**Task to carry out**
Here are some records; copy every line that holds the word "基因的雌配子和雄配子可能均存在致死现象".

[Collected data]

● ● ● ●

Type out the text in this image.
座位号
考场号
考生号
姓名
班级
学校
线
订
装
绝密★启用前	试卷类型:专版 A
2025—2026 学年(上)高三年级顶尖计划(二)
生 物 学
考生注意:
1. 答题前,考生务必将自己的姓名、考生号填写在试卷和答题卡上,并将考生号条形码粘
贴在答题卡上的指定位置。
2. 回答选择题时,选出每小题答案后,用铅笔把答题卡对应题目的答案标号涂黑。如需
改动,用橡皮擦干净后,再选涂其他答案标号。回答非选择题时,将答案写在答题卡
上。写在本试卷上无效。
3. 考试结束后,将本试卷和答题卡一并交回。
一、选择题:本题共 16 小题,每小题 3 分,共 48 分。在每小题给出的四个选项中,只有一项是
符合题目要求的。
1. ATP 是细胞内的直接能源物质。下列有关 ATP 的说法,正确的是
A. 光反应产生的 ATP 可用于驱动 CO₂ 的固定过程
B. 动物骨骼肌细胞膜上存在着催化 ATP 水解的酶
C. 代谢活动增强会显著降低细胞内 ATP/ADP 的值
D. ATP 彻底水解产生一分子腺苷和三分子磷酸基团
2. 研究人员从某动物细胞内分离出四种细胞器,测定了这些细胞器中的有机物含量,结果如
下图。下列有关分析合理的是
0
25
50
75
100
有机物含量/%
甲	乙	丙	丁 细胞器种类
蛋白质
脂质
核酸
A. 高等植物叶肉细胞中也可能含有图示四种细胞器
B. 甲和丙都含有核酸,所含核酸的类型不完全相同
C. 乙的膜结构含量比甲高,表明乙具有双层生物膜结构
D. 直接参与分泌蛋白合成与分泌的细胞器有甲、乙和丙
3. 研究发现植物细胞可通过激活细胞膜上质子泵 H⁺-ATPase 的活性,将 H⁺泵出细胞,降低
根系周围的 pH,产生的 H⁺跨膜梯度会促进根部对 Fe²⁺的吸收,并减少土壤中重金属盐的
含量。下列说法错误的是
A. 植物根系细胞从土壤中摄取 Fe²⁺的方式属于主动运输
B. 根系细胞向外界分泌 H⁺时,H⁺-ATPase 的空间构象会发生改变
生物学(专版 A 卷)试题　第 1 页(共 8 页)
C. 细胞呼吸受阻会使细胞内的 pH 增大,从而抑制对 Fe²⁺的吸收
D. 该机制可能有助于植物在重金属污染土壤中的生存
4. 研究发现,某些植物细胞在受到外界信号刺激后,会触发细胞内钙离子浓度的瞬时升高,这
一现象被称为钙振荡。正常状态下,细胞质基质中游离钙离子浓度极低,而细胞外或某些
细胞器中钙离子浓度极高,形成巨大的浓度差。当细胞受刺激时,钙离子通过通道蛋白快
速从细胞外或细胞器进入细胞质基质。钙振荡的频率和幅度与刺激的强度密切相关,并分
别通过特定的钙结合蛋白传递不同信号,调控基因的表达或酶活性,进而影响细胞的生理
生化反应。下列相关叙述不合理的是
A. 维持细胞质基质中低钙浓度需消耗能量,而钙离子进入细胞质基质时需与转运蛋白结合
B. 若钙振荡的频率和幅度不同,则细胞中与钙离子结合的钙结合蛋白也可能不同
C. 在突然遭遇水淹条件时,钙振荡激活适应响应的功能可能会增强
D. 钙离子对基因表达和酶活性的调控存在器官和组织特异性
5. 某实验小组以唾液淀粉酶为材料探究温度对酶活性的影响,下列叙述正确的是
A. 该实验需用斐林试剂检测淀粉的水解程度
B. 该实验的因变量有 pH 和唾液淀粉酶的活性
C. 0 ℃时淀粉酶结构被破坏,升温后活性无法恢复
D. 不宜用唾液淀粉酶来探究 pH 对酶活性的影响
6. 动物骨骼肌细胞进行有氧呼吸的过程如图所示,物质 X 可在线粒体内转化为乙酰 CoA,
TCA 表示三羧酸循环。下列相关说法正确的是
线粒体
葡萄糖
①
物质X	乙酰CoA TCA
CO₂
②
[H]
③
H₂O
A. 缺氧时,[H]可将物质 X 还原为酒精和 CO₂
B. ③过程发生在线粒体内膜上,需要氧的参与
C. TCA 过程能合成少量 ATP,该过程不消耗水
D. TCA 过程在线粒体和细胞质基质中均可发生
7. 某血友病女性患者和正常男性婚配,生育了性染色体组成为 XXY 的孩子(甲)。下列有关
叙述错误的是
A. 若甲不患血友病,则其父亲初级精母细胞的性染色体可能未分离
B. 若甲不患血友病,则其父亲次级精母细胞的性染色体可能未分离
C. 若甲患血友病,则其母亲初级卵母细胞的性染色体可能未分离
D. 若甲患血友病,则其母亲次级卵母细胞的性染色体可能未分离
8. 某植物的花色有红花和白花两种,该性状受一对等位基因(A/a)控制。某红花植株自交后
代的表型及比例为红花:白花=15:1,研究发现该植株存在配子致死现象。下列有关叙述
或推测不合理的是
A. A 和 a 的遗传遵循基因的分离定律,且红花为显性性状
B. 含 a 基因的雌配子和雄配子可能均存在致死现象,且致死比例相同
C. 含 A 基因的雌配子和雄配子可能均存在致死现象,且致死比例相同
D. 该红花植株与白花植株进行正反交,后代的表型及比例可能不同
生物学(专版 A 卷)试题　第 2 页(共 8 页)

● ● ● ●

**Complete output**
B. 含 a 基因的雌配子和雄配子可能均存在致死现象,且致死比例相同
C. 含 A 基因的雌配子和雄配子可能均存在致死现象,且致死比例相同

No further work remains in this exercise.